Please quote each of the entries below word for word, keeping every line in its original order.

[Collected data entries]
__________________________________________________
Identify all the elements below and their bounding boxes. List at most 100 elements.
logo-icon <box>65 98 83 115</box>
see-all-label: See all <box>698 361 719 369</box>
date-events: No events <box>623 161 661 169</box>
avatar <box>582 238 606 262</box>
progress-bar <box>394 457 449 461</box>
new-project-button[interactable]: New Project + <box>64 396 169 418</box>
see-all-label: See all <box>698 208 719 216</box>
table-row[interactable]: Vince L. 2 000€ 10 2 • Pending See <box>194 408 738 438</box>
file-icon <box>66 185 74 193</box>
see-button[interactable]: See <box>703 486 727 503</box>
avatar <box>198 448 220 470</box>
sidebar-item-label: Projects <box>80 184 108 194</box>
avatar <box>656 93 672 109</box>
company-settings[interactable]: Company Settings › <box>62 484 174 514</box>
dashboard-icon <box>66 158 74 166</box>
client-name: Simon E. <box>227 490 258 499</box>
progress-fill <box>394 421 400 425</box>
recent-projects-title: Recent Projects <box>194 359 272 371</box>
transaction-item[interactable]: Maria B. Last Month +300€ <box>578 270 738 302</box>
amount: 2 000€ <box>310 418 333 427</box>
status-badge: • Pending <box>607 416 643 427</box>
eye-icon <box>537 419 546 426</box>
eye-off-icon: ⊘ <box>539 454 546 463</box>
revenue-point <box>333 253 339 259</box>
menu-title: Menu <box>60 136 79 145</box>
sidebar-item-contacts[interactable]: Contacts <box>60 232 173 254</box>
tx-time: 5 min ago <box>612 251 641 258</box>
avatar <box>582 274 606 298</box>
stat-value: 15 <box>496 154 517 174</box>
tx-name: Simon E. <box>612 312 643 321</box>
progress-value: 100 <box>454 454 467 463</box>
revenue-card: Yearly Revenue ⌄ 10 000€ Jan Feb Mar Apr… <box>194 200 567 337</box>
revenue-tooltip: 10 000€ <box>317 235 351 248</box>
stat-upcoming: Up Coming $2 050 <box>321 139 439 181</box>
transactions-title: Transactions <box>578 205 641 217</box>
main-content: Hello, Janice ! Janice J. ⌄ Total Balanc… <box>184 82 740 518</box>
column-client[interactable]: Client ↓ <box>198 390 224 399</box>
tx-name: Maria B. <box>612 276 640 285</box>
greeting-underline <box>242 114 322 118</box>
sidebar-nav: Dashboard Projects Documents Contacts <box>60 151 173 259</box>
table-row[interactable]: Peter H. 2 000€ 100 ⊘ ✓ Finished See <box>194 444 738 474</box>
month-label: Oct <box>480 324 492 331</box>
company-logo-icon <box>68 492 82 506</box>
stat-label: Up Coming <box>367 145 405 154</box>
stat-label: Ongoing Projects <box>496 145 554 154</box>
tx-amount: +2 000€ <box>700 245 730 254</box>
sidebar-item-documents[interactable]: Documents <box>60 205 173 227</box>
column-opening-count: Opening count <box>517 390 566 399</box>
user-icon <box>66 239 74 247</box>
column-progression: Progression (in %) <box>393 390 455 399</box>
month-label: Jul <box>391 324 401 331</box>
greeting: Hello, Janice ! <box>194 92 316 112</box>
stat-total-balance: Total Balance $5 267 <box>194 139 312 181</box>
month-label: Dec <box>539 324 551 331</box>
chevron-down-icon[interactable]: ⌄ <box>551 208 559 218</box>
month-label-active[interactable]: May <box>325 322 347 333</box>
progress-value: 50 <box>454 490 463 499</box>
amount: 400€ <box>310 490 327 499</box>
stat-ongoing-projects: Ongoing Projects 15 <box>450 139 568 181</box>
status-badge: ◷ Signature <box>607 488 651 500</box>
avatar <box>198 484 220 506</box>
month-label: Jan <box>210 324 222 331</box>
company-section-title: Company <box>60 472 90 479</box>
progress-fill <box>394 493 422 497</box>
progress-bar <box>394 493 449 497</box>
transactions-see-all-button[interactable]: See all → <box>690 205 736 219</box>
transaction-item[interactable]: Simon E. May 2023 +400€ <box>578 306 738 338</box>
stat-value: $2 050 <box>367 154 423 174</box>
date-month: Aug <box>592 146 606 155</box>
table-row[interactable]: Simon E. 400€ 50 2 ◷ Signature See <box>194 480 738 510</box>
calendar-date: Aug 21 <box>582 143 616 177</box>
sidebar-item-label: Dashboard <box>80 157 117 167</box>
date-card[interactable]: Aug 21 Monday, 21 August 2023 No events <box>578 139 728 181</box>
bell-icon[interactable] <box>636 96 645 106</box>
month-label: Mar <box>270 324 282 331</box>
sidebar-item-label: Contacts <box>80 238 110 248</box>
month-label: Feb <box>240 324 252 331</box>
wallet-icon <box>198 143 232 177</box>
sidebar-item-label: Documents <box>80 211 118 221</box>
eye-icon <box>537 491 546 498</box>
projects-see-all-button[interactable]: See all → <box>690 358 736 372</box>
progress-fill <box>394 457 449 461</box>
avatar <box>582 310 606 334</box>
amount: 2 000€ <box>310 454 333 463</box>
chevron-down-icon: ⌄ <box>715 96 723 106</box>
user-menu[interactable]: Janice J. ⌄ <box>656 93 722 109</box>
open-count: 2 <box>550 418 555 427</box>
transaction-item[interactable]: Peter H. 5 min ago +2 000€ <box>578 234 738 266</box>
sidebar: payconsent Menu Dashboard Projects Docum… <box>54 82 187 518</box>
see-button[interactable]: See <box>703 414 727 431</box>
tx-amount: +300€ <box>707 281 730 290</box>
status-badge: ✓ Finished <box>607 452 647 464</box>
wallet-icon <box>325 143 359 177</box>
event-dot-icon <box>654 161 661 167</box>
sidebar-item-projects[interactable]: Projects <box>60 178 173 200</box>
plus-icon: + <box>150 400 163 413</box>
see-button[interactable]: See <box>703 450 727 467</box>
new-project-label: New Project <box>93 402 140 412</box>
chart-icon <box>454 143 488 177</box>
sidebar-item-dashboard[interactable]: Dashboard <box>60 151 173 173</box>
__________________________________________________
» Result of this task:
Identify all the elements below and their bounding boxes. List at most 100 elements.
logo-icon <box>65 98 83 115</box>
see-all-label: See all <box>698 361 719 369</box>
date-events: No events <box>623 161 661 169</box>
avatar <box>582 238 606 262</box>
progress-bar <box>394 457 449 461</box>
new-project-button[interactable]: New Project + <box>64 396 169 418</box>
see-all-label: See all <box>698 208 719 216</box>
table-row[interactable]: Vince L. 2 000€ 10 2 • Pending See <box>194 408 738 438</box>
file-icon <box>66 185 74 193</box>
see-button[interactable]: See <box>703 486 727 503</box>
avatar <box>198 448 220 470</box>
sidebar-item-label: Projects <box>80 184 108 194</box>
avatar <box>656 93 672 109</box>
company-settings[interactable]: Company Settings › <box>62 484 174 514</box>
dashboard-icon <box>66 158 74 166</box>
client-name: Simon E. <box>227 490 258 499</box>
progress-fill <box>394 421 400 425</box>
recent-projects-title: Recent Projects <box>194 359 272 371</box>
transaction-item[interactable]: Maria B. Last Month +300€ <box>578 270 738 302</box>
amount: 2 000€ <box>310 418 333 427</box>
status-badge: • Pending <box>607 416 643 427</box>
eye-icon <box>537 419 546 426</box>
eye-off-icon: ⊘ <box>539 454 546 463</box>
revenue-point <box>333 253 339 259</box>
menu-title: Menu <box>60 136 79 145</box>
sidebar-item-contacts[interactable]: Contacts <box>60 232 173 254</box>
tx-time: 5 min ago <box>612 251 641 258</box>
avatar <box>582 274 606 298</box>
stat-value: 15 <box>496 154 517 174</box>
tx-name: Simon E. <box>612 312 643 321</box>
progress-value: 100 <box>454 454 467 463</box>
revenue-card: Yearly Revenue ⌄ 10 000€ Jan Feb Mar Apr… <box>194 200 567 337</box>
revenue-tooltip: 10 000€ <box>317 235 351 248</box>
stat-upcoming: Up Coming $2 050 <box>321 139 439 181</box>
transactions-title: Transactions <box>578 205 641 217</box>
main-content: Hello, Janice ! Janice J. ⌄ Total Balanc… <box>184 82 740 518</box>
column-client[interactable]: Client ↓ <box>198 390 224 399</box>
tx-name: Maria B. <box>612 276 640 285</box>
greeting-underline <box>242 114 322 118</box>
sidebar-nav: Dashboard Projects Documents Contacts <box>60 151 173 259</box>
table-row[interactable]: Peter H. 2 000€ 100 ⊘ ✓ Finished See <box>194 444 738 474</box>
month-label: Oct <box>480 324 492 331</box>
company-logo-icon <box>68 492 82 506</box>
stat-label: Up Coming <box>367 145 405 154</box>
stat-label: Ongoing Projects <box>496 145 554 154</box>
tx-amount: +2 000€ <box>700 245 730 254</box>
sidebar-item-documents[interactable]: Documents <box>60 205 173 227</box>
column-opening-count: Opening count <box>517 390 566 399</box>
user-icon <box>66 239 74 247</box>
column-progression: Progression (in %) <box>393 390 455 399</box>
month-label: Jul <box>391 324 401 331</box>
greeting: Hello, Janice ! <box>194 92 316 112</box>
stat-total-balance: Total Balance $5 267 <box>194 139 312 181</box>
month-label: Dec <box>539 324 551 331</box>
chevron-down-icon[interactable]: ⌄ <box>551 208 559 218</box>
month-label-active[interactable]: May <box>325 322 347 333</box>
progress-value: 50 <box>454 490 463 499</box>
amount: 400€ <box>310 490 327 499</box>
stat-ongoing-projects: Ongoing Projects 15 <box>450 139 568 181</box>
status-badge: ◷ Signature <box>607 488 651 500</box>
avatar <box>198 484 220 506</box>
month-label: Jan <box>210 324 222 331</box>
company-section-title: Company <box>60 472 90 479</box>
progress-fill <box>394 493 422 497</box>
progress-bar <box>394 493 449 497</box>
transactions-see-all-button[interactable]: See all → <box>690 205 736 219</box>
transaction-item[interactable]: Simon E. May 2023 +400€ <box>578 306 738 338</box>
stat-value: $2 050 <box>367 154 423 174</box>
date-month: Aug <box>592 146 606 155</box>
table-row[interactable]: Simon E. 400€ 50 2 ◷ Signature See <box>194 480 738 510</box>
calendar-date: Aug 21 <box>582 143 616 177</box>
sidebar-item-label: Dashboard <box>80 157 117 167</box>
date-card[interactable]: Aug 21 Monday, 21 August 2023 No events <box>578 139 728 181</box>
bell-icon[interactable] <box>636 96 645 106</box>
month-label: Mar <box>270 324 282 331</box>
sidebar-item-label: Contacts <box>80 238 110 248</box>
month-label: Feb <box>240 324 252 331</box>
wallet-icon <box>198 143 232 177</box>
sidebar-item-label: Documents <box>80 211 118 221</box>
eye-icon <box>537 491 546 498</box>
projects-see-all-button[interactable]: See all → <box>690 358 736 372</box>
progress-fill <box>394 457 449 461</box>
avatar <box>582 310 606 334</box>
amount: 2 000€ <box>310 454 333 463</box>
chevron-down-icon: ⌄ <box>715 96 723 106</box>
user-menu[interactable]: Janice J. ⌄ <box>656 93 722 109</box>
open-count: 2 <box>550 418 555 427</box>
transaction-item[interactable]: Peter H. 5 min ago +2 000€ <box>578 234 738 266</box>
sidebar: payconsent Menu Dashboard Projects Docum… <box>54 82 187 518</box>
see-button[interactable]: See <box>703 414 727 431</box>
tx-amount: +300€ <box>707 281 730 290</box>
status-badge: ✓ Finished <box>607 452 647 464</box>
wallet-icon <box>325 143 359 177</box>
event-dot-icon <box>654 161 661 167</box>
sidebar-item-projects[interactable]: Projects <box>60 178 173 200</box>
plus-icon: + <box>150 400 163 413</box>
see-button[interactable]: See <box>703 450 727 467</box>
new-project-label: New Project <box>93 402 140 412</box>
chart-icon <box>454 143 488 177</box>
sidebar-item-dashboard[interactable]: Dashboard <box>60 151 173 173</box>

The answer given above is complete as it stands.